→ Çalışma soruları
• a. Sözbilim metninde, sözbilimin parantez içinde verilen iki başka adı nedir?
• b. Sözbilim üzerine olan metni son cümlesinden sonra devam ettirin.

→ Belge alıntısı
________________________

ELEŞTİRİ KURAMLARI - Ünite 2: Sözbilim ve Edebiyat İncelemeleri Özeti :
PAYLAŞ:Ünite 2: Sözbilim ve Edebiyat İncelemeleri
Sözbilim
Sözbilim (retorik, belagat) batı toplumu içinde çok eskilerden bu yana bilinen bir dil uygulama alanı, tekniği ya da sanatıdır. Antik Yunanda ve sonraki dönemlerde Latinlerde bu sanatın toplumda çok önemli bir yeri olmuştur.
Aristotales Retorik ve Poetika kitaplarında sözbilim ve edebiyat kuramı üzerine görüşler geliştirir. Bu bilgilerden bazıları hâlâ geçerliliğini korumaktadır.

________________________

→ Verilen satırlar
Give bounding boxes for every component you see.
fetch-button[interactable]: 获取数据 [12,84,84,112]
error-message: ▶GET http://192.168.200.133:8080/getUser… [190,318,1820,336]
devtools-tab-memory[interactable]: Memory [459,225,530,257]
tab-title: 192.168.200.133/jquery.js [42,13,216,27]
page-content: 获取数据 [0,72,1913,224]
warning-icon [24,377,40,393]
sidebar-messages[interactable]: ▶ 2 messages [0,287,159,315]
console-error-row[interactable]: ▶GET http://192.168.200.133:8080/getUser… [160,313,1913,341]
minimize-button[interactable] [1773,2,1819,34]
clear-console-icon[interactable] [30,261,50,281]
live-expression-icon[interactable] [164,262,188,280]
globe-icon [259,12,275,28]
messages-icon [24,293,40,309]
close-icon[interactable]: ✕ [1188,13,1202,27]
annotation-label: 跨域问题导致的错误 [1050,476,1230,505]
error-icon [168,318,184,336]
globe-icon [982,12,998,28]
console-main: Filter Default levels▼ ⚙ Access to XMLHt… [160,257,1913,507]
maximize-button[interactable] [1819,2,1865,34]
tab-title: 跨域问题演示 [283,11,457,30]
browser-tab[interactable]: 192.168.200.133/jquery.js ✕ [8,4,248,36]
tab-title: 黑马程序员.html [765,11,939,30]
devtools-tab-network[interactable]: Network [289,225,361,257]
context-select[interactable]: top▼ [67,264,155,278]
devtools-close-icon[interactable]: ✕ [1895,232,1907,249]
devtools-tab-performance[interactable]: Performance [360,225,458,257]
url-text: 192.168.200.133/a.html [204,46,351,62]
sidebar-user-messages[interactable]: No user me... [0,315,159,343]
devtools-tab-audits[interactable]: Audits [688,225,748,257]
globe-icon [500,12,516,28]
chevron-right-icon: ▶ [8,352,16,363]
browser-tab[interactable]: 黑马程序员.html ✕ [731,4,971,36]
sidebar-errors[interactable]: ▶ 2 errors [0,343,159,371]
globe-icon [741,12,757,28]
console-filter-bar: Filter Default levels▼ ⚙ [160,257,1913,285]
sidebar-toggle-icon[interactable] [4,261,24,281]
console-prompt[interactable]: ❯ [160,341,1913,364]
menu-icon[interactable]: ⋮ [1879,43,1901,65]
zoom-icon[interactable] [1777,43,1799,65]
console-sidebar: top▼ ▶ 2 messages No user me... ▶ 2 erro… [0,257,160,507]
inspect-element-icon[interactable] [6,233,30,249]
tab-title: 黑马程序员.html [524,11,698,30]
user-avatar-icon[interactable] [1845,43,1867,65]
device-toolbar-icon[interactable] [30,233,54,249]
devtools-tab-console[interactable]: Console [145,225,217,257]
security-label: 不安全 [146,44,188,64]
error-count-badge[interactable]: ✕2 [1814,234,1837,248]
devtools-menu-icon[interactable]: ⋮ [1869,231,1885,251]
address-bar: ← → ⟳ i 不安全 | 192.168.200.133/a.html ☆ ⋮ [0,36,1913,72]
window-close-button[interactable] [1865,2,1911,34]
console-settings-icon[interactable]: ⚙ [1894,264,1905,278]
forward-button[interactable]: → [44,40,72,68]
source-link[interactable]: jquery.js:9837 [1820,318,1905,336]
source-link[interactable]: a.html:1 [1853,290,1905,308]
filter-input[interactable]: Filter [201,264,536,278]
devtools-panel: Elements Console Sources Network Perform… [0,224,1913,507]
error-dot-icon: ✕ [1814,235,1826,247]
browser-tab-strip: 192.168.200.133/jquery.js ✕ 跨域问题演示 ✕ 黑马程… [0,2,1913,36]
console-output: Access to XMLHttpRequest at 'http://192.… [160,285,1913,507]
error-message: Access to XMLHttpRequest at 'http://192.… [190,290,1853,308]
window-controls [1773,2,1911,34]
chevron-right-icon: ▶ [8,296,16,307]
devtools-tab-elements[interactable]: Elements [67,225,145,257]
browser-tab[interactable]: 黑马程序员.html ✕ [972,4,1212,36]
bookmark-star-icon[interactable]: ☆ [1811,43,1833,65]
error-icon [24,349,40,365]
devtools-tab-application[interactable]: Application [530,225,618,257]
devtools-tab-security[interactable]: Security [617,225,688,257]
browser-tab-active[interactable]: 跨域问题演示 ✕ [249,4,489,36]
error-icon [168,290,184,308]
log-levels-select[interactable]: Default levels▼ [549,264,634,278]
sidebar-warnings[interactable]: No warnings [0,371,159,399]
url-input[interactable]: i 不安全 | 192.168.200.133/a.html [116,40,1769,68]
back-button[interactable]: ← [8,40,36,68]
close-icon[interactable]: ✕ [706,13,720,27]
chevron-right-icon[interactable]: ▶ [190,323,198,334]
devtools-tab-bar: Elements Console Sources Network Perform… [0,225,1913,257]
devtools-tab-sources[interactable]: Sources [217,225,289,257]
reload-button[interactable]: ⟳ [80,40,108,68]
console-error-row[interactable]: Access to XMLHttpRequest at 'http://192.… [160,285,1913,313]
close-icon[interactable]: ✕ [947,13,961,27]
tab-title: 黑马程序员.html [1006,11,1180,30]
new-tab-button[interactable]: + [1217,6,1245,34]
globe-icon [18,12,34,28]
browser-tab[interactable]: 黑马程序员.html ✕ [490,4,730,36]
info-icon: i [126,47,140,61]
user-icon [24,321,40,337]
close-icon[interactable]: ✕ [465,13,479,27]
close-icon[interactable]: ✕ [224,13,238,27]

________________________

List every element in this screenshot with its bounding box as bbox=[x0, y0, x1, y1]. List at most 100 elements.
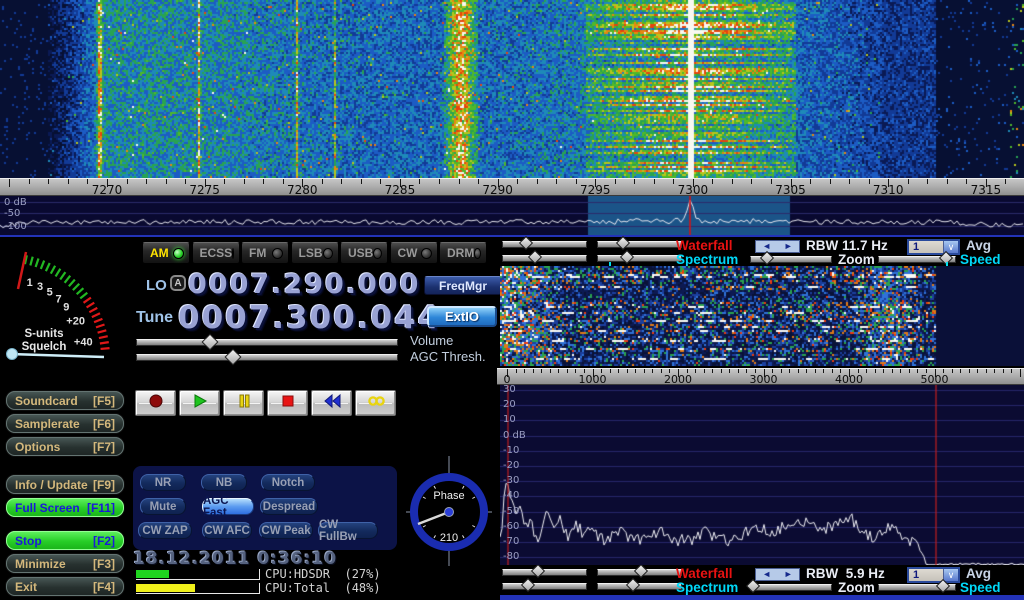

________________________

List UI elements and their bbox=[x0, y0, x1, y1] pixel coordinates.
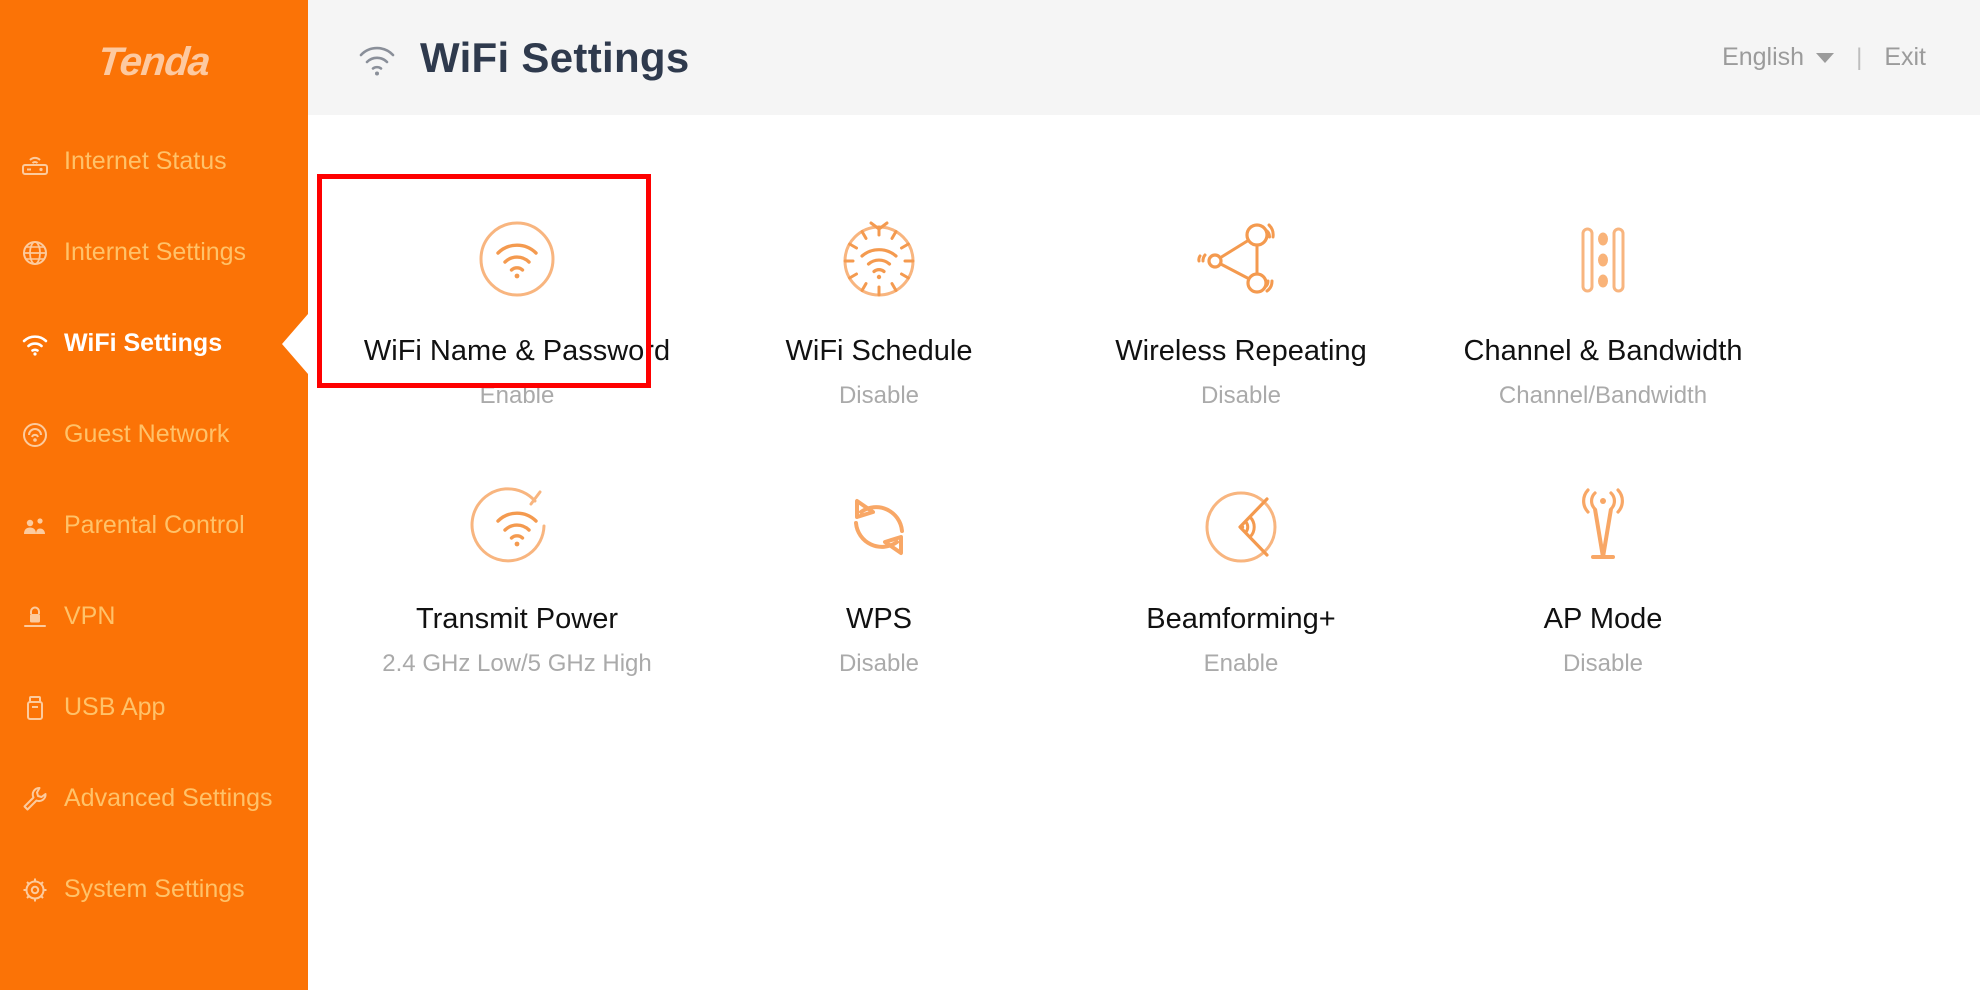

________________________

→ Görev yanıtları
• a. Retorik ve belagat.

• b.
Çıkış noktası toplumsal saygınlık ve dili iyi kullanma durumu olarak değerlendirilse de sözbilim ve buna bağlı olarak biçembilim her zaman edebiyat (yazın) dünyası için çok önemli olmuştur. Bu hem yazınsal ürün oluşturma aşamasında hem de o ürünleri eleştirme, değerlendirme ve inceleme aşamasında gerekli bir uygulama ve teknik alandır.
Edebiyat çalışmalarında sözbilimsel inceleme demek, biçem (stil) ve söz sanatlarının bir arada kullanılması ve değerlendirilmesi demektir.
Birbiriyle iç içe geçmiş olan sözbilim ve biçembilim çalışmaları, yazınsal bir metindeki sanatsal yanı ortaya koymayı amaçlayan bilim dalları olarak görülür. Bunlara dilbilim, anlatı bilim , yorum bilim, yazınsal göstergebilim gibi alanları da katmak olasıdır. Sözbilimin en önemli iki kavramı kanıtlama ve söz bilim betileridir.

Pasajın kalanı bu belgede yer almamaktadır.